Saved entries:

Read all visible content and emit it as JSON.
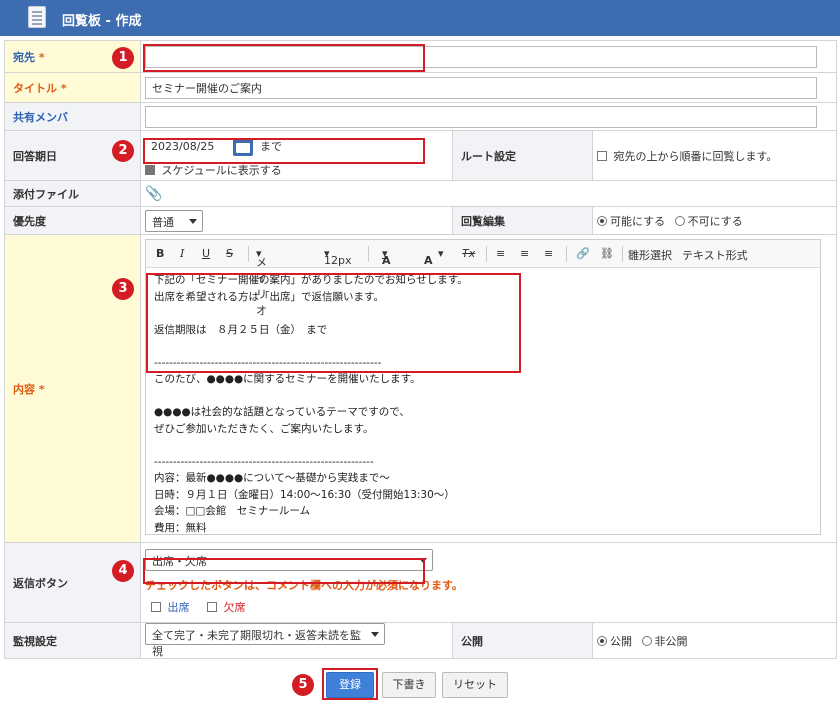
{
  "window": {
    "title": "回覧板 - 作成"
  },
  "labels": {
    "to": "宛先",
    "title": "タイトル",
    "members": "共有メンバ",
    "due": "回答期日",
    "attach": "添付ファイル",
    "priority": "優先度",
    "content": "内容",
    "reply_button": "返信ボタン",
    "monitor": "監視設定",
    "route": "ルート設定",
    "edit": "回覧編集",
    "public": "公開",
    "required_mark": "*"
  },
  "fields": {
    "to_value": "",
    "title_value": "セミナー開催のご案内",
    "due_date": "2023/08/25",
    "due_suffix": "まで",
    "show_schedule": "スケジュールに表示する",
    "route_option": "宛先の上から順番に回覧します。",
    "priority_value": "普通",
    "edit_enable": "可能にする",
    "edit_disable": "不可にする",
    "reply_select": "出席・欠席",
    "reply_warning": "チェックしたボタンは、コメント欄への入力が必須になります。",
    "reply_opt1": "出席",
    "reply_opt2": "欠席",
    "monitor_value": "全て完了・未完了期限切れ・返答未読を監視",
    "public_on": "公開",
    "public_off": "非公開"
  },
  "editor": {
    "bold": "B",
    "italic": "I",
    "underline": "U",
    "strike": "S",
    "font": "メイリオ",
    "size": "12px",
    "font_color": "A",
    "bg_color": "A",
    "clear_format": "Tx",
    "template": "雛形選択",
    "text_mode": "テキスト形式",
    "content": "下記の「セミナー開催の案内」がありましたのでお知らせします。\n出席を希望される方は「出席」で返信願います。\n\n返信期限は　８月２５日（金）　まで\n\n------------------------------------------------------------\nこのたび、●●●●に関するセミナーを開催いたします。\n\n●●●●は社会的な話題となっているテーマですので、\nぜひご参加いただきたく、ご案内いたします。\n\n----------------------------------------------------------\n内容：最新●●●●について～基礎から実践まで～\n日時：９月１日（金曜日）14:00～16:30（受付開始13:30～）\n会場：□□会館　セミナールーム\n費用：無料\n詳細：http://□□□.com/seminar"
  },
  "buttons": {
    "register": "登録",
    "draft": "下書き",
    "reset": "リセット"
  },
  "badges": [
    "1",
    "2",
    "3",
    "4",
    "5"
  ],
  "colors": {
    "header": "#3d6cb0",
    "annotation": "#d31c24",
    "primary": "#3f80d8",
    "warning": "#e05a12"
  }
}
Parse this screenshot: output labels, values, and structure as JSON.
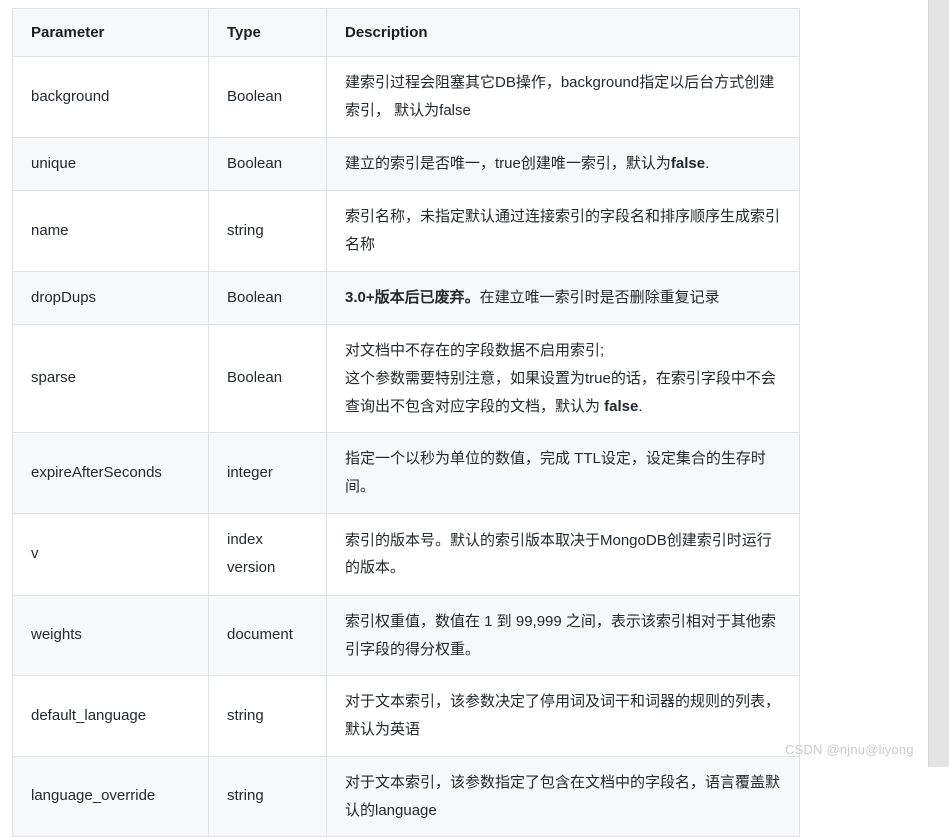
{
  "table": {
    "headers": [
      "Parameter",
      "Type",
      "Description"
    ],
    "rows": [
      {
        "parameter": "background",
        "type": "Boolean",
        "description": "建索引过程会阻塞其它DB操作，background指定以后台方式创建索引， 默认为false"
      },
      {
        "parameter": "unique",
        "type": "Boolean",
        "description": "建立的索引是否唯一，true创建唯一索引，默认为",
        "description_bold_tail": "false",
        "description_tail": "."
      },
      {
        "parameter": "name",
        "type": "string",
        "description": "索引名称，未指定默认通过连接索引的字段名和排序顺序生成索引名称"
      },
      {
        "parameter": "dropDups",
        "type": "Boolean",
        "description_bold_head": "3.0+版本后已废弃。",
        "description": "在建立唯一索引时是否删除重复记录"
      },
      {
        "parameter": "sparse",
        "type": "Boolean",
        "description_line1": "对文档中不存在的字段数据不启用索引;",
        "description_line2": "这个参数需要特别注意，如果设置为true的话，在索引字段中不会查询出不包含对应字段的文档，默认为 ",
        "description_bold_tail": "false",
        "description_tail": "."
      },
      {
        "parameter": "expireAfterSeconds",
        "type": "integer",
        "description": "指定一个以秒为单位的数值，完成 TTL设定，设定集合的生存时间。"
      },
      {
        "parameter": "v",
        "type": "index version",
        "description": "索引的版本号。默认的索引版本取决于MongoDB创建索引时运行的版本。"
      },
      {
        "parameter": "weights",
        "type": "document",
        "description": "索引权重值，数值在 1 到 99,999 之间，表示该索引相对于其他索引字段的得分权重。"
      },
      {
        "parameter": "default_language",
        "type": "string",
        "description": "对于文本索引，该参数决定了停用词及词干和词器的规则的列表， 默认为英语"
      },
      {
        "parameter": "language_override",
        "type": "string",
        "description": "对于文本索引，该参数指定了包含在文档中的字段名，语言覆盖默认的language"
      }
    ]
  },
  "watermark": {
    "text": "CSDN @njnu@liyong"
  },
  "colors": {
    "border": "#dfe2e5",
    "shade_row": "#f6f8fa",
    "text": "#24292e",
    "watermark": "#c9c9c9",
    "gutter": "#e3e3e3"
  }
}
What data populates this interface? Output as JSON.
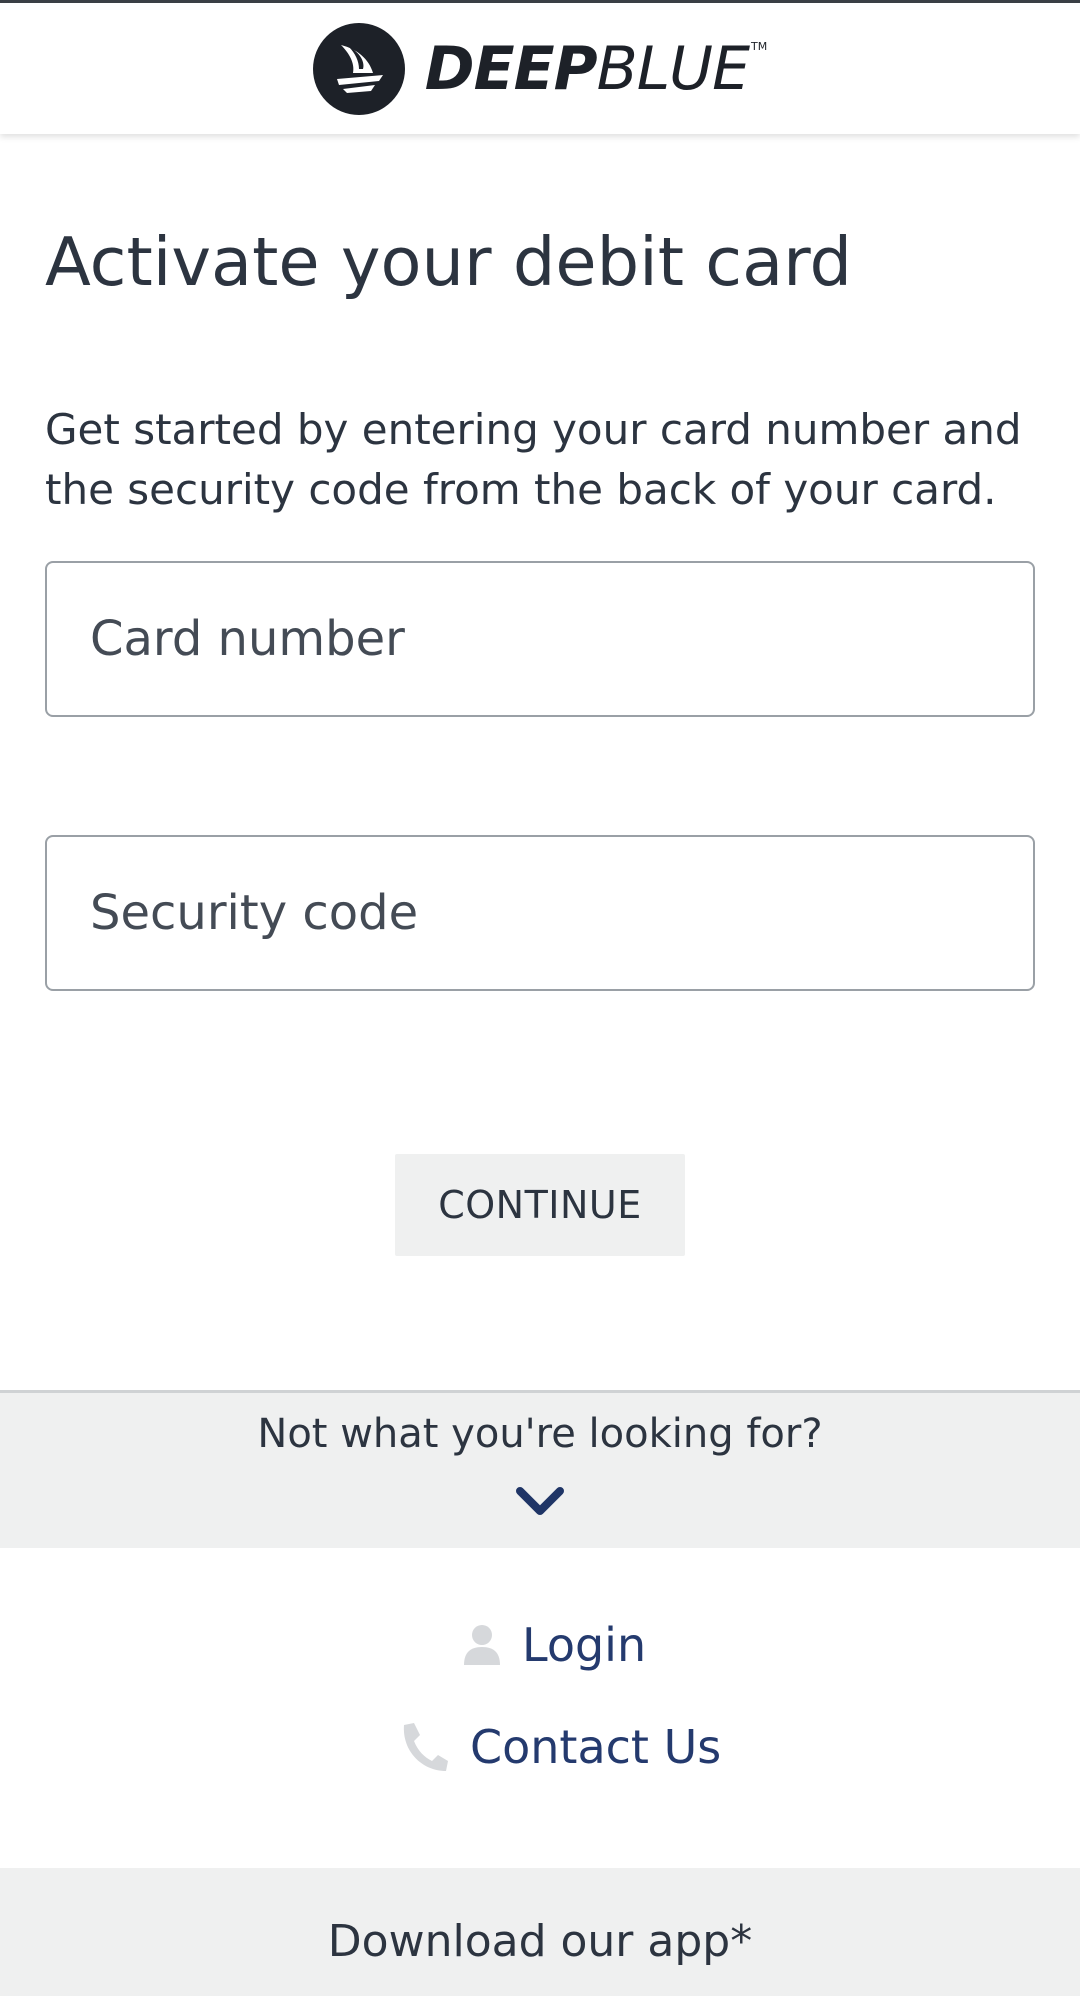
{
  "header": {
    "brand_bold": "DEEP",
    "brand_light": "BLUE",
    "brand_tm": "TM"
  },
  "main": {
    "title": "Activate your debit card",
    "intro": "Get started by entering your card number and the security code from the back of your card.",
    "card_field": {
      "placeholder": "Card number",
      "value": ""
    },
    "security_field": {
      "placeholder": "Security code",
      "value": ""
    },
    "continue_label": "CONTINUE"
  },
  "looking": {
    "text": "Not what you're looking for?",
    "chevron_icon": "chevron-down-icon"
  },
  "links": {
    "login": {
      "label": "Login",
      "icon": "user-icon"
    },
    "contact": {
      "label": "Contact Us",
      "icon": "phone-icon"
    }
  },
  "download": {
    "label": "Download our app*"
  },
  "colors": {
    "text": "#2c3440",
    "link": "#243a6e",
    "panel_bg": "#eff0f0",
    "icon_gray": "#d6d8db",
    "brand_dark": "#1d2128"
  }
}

Given request: Quote the listing above in full, except for the pictures.

The answer:
Read all visible content and emit it as JSON.
{
  "window": {
    "title": "回覧板 - 作成"
  },
  "labels": {
    "to": "宛先",
    "title": "タイトル",
    "members": "共有メンバ",
    "due": "回答期日",
    "attach": "添付ファイル",
    "priority": "優先度",
    "content": "内容",
    "reply_button": "返信ボタン",
    "monitor": "監視設定",
    "route": "ルート設定",
    "edit": "回覧編集",
    "public": "公開",
    "required_mark": "*"
  },
  "fields": {
    "to_value": "",
    "title_value": "セミナー開催のご案内",
    "due_date": "2023/08/25",
    "due_suffix": "まで",
    "show_schedule": "スケジュールに表示する",
    "route_option": "宛先の上から順番に回覧します。",
    "priority_value": "普通",
    "edit_enable": "可能にする",
    "edit_disable": "不可にする",
    "reply_select": "出席・欠席",
    "reply_warning": "チェックしたボタンは、コメント欄への入力が必須になります。",
    "reply_opt1": "出席",
    "reply_opt2": "欠席",
    "monitor_value": "全て完了・未完了期限切れ・返答未読を監視",
    "public_on": "公開",
    "public_off": "非公開"
  },
  "editor": {
    "bold": "B",
    "italic": "I",
    "underline": "U",
    "strike": "S",
    "font": "メイリオ",
    "size": "12px",
    "font_color": "A",
    "bg_color": "A",
    "clear_format": "Tx",
    "template": "雛形選択",
    "text_mode": "テキスト形式",
    "content": "下記の「セミナー開催の案内」がありましたのでお知らせします。\n出席を希望される方は「出席」で返信願います。\n\n返信期限は　８月２５日（金）　まで\n\n------------------------------------------------------------\nこのたび、●●●●に関するセミナーを開催いたします。\n\n●●●●は社会的な話題となっているテーマですので、\nぜひご参加いただきたく、ご案内いたします。\n\n----------------------------------------------------------\n内容：最新●●●●について～基礎から実践まで～\n日時：９月１日（金曜日）14:00～16:30（受付開始13:30～）\n会場：□□会館　セミナールーム\n費用：無料\n詳細：http://□□□.com/seminar"
  },
  "buttons": {
    "register": "登録",
    "draft": "下書き",
    "reset": "リセット"
  },
  "badges": [
    "1",
    "2",
    "3",
    "4",
    "5"
  ],
  "colors": {
    "header": "#3d6cb0",
    "annotation": "#d31c24",
    "primary": "#3f80d8",
    "warning": "#e05a12"
  }
}
Parse this screenshot: output labels, values, and structure as JSON.
{
  "table": {
    "headers": [
      "Parameter",
      "Type",
      "Description"
    ],
    "rows": [
      {
        "parameter": "background",
        "type": "Boolean",
        "description": "建索引过程会阻塞其它DB操作，background指定以后台方式创建索引， 默认为false"
      },
      {
        "parameter": "unique",
        "type": "Boolean",
        "description": "建立的索引是否唯一，true创建唯一索引，默认为",
        "description_bold_tail": "false",
        "description_tail": "."
      },
      {
        "parameter": "name",
        "type": "string",
        "description": "索引名称，未指定默认通过连接索引的字段名和排序顺序生成索引名称"
      },
      {
        "parameter": "dropDups",
        "type": "Boolean",
        "description_bold_head": "3.0+版本后已废弃。",
        "description": "在建立唯一索引时是否删除重复记录"
      },
      {
        "parameter": "sparse",
        "type": "Boolean",
        "description_line1": "对文档中不存在的字段数据不启用索引;",
        "description_line2": "这个参数需要特别注意，如果设置为true的话，在索引字段中不会查询出不包含对应字段的文档，默认为 ",
        "description_bold_tail": "false",
        "description_tail": "."
      },
      {
        "parameter": "expireAfterSeconds",
        "type": "integer",
        "description": "指定一个以秒为单位的数值，完成 TTL设定，设定集合的生存时间。"
      },
      {
        "parameter": "v",
        "type": "index version",
        "description": "索引的版本号。默认的索引版本取决于MongoDB创建索引时运行的版本。"
      },
      {
        "parameter": "weights",
        "type": "document",
        "description": "索引权重值，数值在 1 到 99,999 之间，表示该索引相对于其他索引字段的得分权重。"
      },
      {
        "parameter": "default_language",
        "type": "string",
        "description": "对于文本索引，该参数决定了停用词及词干和词器的规则的列表， 默认为英语"
      },
      {
        "parameter": "language_override",
        "type": "string",
        "description": "对于文本索引，该参数指定了包含在文档中的字段名，语言覆盖默认的language"
      }
    ]
  },
  "watermark": {
    "text": "CSDN @njnu@liyong"
  },
  "colors": {
    "border": "#dfe2e5",
    "shade_row": "#f6f8fa",
    "text": "#24292e",
    "watermark": "#c9c9c9",
    "gutter": "#e3e3e3"
  }
}
What data populates this interface? Output as JSON.
{
  "header": {
    "brand_bold": "DEEP",
    "brand_light": "BLUE",
    "brand_tm": "TM"
  },
  "main": {
    "title": "Activate your debit card",
    "intro": "Get started by entering your card number and the security code from the back of your card.",
    "card_field": {
      "placeholder": "Card number",
      "value": ""
    },
    "security_field": {
      "placeholder": "Security code",
      "value": ""
    },
    "continue_label": "CONTINUE"
  },
  "looking": {
    "text": "Not what you're looking for?",
    "chevron_icon": "chevron-down-icon"
  },
  "links": {
    "login": {
      "label": "Login",
      "icon": "user-icon"
    },
    "contact": {
      "label": "Contact Us",
      "icon": "phone-icon"
    }
  },
  "download": {
    "label": "Download our app*"
  },
  "colors": {
    "text": "#2c3440",
    "link": "#243a6e",
    "panel_bg": "#eff0f0",
    "icon_gray": "#d6d8db",
    "brand_dark": "#1d2128"
  }
}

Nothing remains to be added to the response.